Report how many lines in the records hold the string "name"; give the number and nothing else.

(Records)

begin

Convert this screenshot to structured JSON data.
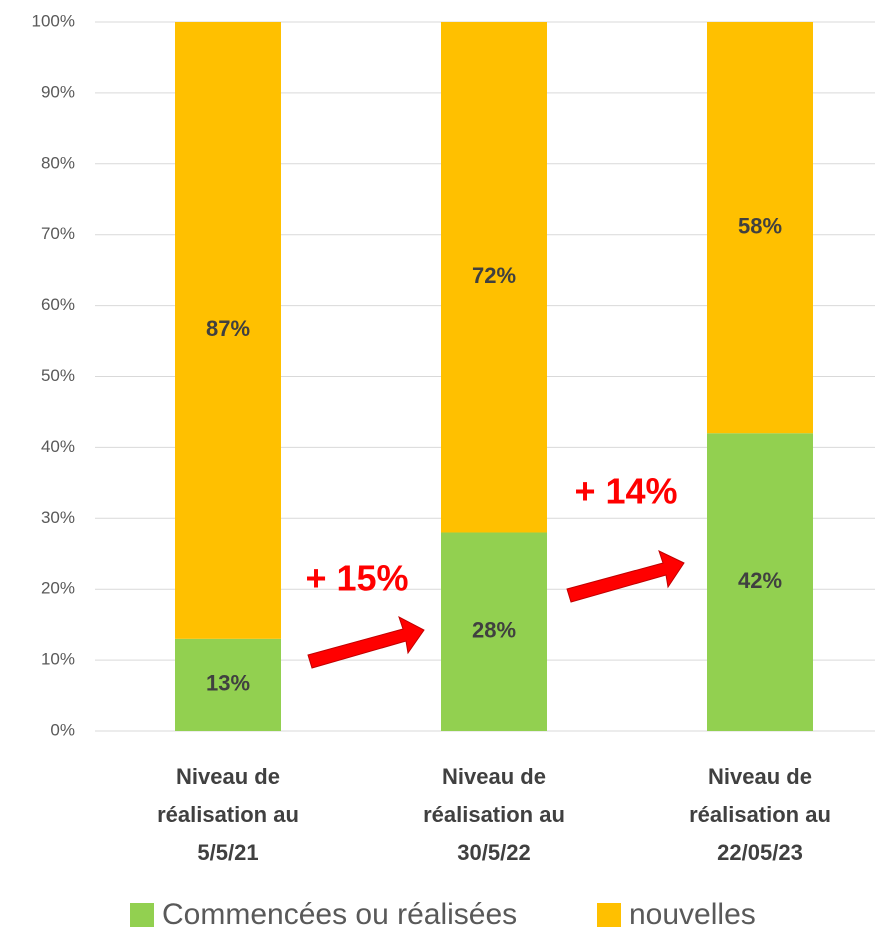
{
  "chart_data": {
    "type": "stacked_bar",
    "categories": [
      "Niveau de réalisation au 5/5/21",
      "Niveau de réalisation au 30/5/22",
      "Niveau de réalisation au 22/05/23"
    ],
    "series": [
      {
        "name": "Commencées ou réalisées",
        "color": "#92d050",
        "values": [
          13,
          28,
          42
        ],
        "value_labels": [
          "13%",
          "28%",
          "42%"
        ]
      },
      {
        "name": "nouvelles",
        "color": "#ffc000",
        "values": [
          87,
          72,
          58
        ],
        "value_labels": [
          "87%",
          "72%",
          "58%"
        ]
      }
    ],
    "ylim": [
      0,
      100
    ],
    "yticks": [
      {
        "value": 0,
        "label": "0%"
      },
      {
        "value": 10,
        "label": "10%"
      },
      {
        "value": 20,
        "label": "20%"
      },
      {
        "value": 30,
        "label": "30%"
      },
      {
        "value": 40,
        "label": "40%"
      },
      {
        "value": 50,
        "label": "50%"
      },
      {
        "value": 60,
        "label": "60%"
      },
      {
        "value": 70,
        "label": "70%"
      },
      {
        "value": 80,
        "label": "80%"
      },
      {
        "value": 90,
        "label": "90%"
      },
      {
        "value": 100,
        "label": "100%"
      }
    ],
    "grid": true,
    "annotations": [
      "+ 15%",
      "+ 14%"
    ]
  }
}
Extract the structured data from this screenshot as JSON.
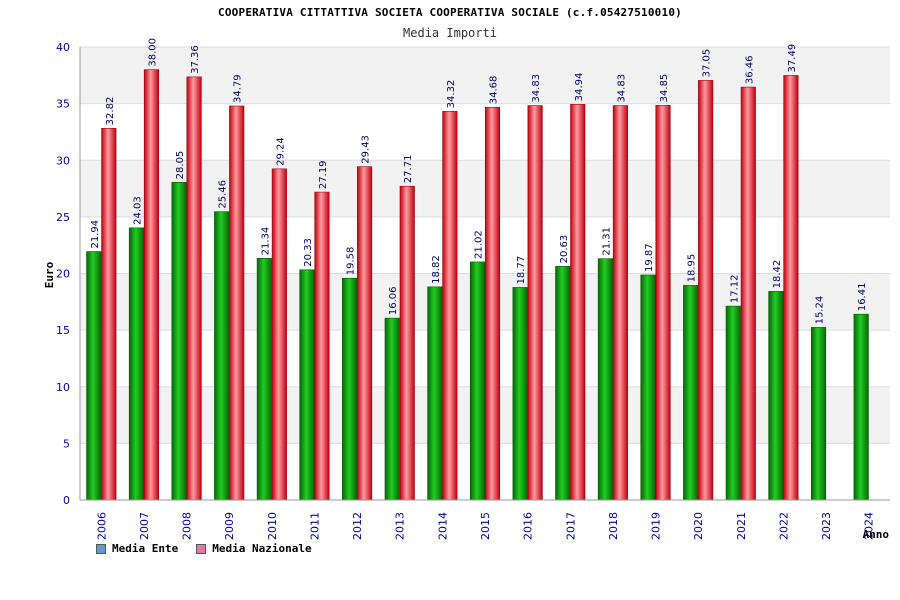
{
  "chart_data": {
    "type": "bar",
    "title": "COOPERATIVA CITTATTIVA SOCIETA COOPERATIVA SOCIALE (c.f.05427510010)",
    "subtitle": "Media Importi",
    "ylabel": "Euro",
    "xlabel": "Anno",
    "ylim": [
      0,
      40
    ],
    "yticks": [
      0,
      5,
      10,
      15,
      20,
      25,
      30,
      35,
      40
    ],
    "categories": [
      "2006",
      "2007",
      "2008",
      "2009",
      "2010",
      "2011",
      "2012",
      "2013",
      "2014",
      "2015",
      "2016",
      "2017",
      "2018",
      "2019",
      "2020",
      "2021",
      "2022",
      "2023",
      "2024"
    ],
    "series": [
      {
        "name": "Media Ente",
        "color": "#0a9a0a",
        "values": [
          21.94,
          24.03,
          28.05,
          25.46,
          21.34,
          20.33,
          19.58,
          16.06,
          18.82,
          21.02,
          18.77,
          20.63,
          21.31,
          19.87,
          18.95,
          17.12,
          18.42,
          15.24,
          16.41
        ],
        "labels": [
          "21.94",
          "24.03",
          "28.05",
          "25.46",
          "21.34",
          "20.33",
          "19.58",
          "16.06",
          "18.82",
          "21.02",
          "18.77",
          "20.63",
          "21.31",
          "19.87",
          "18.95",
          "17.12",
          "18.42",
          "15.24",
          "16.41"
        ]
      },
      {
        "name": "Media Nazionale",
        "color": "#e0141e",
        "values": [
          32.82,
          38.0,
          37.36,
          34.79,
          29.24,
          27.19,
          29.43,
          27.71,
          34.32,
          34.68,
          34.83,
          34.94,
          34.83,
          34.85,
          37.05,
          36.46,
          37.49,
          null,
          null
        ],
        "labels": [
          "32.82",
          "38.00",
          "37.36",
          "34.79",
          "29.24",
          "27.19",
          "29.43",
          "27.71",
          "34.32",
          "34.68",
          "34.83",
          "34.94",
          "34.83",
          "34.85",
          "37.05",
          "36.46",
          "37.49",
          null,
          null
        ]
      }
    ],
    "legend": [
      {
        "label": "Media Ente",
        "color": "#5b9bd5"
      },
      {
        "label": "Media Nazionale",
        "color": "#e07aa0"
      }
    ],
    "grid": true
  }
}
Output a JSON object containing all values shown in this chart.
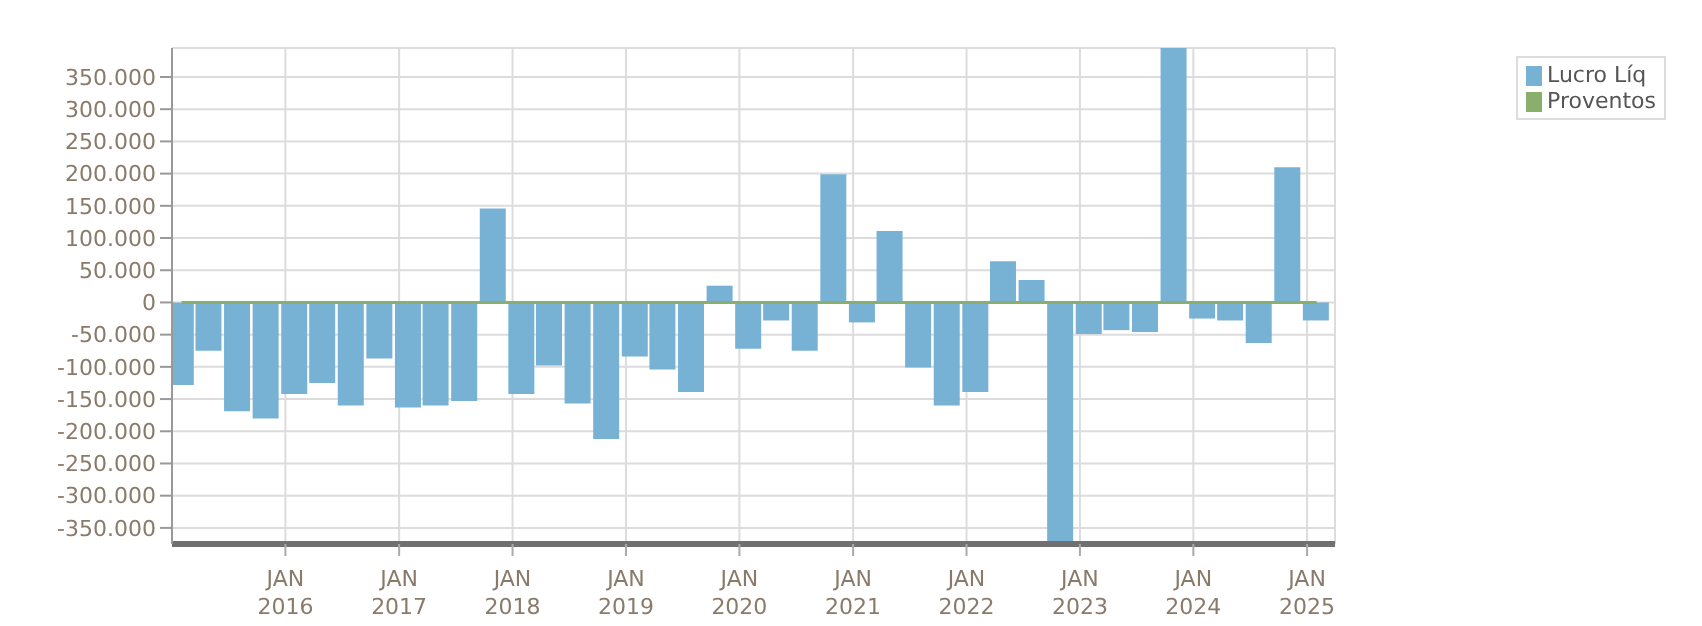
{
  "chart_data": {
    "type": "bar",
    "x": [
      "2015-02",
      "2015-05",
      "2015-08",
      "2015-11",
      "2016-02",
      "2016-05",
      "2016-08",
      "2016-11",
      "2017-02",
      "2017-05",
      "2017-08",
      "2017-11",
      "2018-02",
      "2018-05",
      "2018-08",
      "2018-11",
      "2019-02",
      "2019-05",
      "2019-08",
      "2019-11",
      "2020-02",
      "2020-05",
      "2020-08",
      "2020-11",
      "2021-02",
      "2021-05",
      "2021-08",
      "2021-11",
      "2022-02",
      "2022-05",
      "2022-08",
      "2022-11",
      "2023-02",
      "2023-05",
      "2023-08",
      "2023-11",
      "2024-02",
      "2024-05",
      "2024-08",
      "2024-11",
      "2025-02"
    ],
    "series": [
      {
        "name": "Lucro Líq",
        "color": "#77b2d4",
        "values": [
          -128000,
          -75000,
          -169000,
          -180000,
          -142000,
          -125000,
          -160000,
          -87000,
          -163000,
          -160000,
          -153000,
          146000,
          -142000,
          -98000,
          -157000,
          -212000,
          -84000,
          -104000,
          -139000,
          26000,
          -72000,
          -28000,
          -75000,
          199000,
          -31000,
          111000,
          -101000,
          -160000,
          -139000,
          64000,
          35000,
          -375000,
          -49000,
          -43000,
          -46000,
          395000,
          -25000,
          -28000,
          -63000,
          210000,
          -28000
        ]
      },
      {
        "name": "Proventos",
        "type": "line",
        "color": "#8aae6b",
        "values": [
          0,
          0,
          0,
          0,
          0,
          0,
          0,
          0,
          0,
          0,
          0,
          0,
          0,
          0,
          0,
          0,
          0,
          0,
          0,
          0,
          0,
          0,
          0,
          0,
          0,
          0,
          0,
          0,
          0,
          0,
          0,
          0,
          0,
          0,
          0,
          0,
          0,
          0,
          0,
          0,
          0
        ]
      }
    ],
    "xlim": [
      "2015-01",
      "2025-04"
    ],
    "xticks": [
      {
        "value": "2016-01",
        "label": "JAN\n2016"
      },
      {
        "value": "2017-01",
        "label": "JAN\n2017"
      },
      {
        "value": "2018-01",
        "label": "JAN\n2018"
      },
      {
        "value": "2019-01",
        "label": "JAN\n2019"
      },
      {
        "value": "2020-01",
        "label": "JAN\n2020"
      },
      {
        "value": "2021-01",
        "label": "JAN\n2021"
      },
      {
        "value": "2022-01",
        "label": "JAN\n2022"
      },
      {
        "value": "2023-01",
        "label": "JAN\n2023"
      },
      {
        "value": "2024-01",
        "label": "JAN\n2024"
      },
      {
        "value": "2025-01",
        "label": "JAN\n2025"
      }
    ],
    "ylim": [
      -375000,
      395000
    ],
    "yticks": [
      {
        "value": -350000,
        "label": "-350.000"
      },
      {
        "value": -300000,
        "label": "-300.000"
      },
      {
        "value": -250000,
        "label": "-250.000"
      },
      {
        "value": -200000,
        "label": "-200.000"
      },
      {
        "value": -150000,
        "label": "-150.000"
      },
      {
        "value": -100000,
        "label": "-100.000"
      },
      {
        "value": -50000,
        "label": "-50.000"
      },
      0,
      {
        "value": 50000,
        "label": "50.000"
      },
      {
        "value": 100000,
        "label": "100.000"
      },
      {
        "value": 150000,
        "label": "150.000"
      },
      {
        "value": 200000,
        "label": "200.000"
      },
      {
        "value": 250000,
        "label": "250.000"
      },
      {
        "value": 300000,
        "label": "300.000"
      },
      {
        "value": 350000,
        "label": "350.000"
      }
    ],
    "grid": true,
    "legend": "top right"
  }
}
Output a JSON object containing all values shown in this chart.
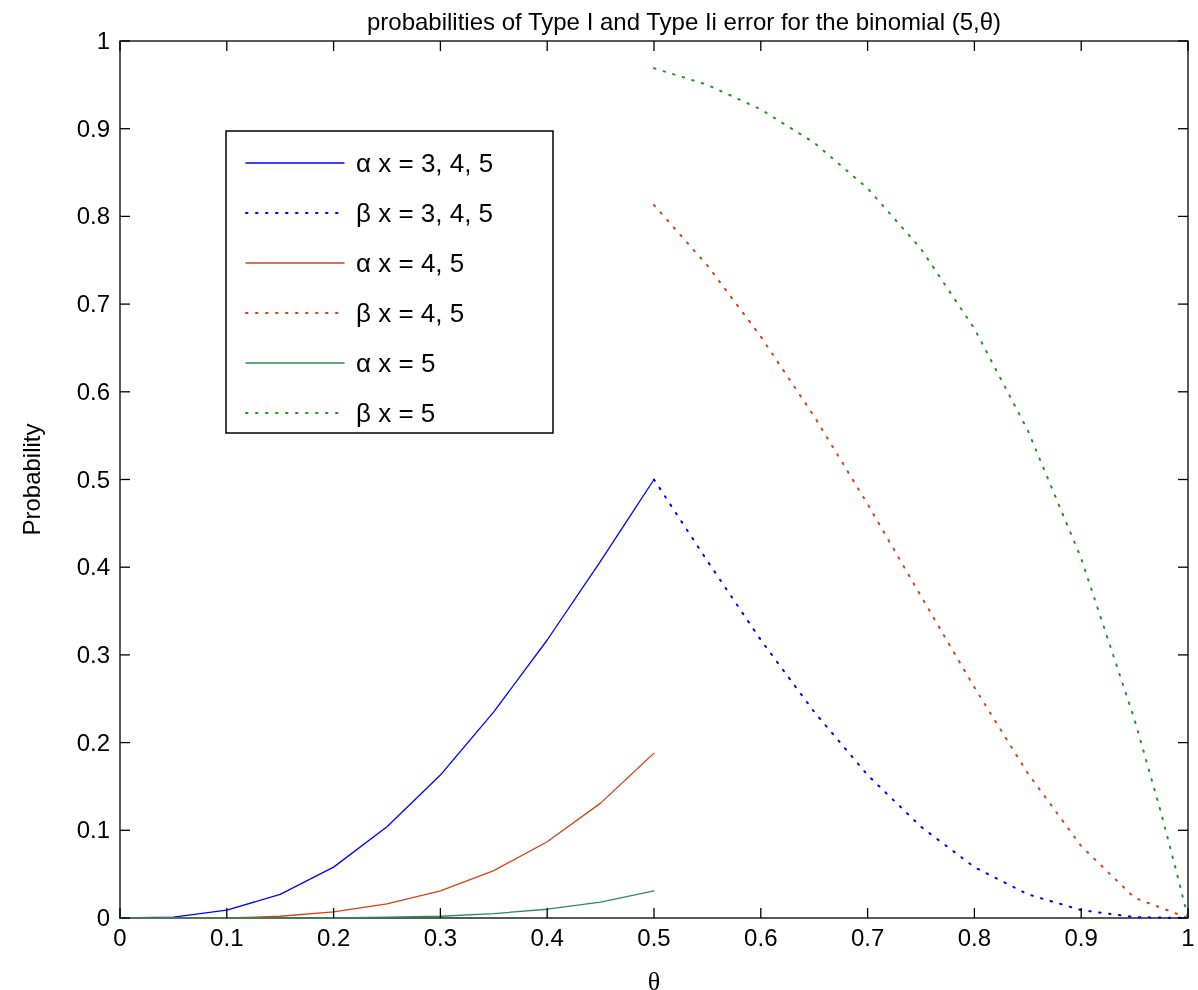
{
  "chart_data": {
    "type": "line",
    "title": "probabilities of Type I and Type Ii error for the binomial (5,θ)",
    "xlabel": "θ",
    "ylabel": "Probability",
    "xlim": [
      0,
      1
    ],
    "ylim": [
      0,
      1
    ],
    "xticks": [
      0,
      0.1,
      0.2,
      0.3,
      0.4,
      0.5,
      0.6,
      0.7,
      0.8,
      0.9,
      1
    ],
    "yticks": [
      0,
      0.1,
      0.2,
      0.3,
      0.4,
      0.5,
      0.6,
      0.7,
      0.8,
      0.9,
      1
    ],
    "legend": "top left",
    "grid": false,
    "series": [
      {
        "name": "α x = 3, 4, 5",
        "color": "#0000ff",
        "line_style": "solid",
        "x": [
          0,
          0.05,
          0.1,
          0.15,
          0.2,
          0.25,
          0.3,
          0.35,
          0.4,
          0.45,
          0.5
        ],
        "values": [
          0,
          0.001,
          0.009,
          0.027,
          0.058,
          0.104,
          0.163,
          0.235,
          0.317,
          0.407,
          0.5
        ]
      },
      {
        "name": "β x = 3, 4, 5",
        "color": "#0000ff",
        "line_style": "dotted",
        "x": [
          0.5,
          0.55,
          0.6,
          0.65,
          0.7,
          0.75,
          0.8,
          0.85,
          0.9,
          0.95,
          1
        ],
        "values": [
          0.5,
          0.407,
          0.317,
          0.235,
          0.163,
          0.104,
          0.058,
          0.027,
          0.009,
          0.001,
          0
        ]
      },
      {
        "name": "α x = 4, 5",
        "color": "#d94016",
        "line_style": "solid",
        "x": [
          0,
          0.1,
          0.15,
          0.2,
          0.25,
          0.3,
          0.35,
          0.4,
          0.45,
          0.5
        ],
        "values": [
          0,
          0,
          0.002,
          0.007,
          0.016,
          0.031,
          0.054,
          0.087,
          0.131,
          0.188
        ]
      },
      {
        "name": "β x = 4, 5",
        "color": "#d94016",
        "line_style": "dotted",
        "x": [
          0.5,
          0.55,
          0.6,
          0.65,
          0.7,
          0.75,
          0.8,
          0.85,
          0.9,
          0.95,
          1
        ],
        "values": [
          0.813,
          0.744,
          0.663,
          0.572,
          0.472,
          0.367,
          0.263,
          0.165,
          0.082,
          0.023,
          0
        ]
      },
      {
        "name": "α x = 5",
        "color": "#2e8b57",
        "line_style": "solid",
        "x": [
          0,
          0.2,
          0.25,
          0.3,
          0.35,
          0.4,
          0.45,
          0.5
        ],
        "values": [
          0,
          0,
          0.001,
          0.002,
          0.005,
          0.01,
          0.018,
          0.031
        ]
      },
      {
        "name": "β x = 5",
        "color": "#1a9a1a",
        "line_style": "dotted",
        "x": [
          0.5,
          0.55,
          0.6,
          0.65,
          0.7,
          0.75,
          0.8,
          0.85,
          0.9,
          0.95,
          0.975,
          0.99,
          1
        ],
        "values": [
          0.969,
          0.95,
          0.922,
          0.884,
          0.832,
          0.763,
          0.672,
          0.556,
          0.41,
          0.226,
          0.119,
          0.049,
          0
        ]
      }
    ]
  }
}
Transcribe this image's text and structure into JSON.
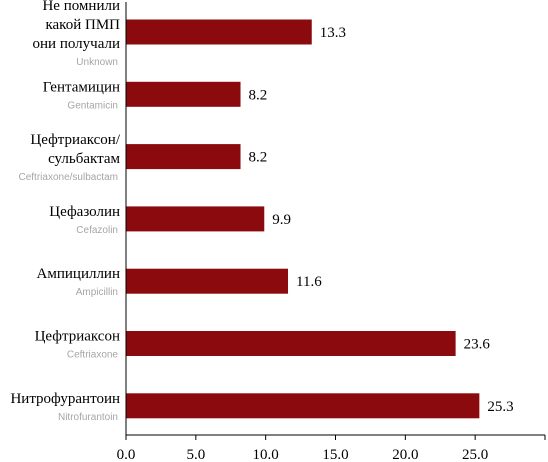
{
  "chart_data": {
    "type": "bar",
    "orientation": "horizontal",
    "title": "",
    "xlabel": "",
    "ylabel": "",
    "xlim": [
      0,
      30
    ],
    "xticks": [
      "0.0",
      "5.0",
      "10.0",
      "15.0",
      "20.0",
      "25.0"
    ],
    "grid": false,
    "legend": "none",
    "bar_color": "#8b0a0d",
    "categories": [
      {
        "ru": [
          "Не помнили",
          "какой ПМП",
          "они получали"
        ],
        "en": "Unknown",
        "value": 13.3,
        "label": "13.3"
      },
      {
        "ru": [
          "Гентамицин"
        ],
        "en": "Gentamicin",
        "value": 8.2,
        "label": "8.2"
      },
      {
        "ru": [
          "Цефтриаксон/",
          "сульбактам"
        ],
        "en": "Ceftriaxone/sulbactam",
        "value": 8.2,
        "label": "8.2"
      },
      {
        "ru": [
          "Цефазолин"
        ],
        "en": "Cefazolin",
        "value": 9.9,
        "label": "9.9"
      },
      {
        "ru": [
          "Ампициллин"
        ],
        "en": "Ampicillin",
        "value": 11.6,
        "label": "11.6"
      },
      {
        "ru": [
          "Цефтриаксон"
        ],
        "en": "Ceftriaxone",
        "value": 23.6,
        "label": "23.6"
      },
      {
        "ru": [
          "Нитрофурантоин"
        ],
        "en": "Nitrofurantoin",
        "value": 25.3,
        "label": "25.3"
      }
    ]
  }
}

end

**TASK OUTPUT:** 12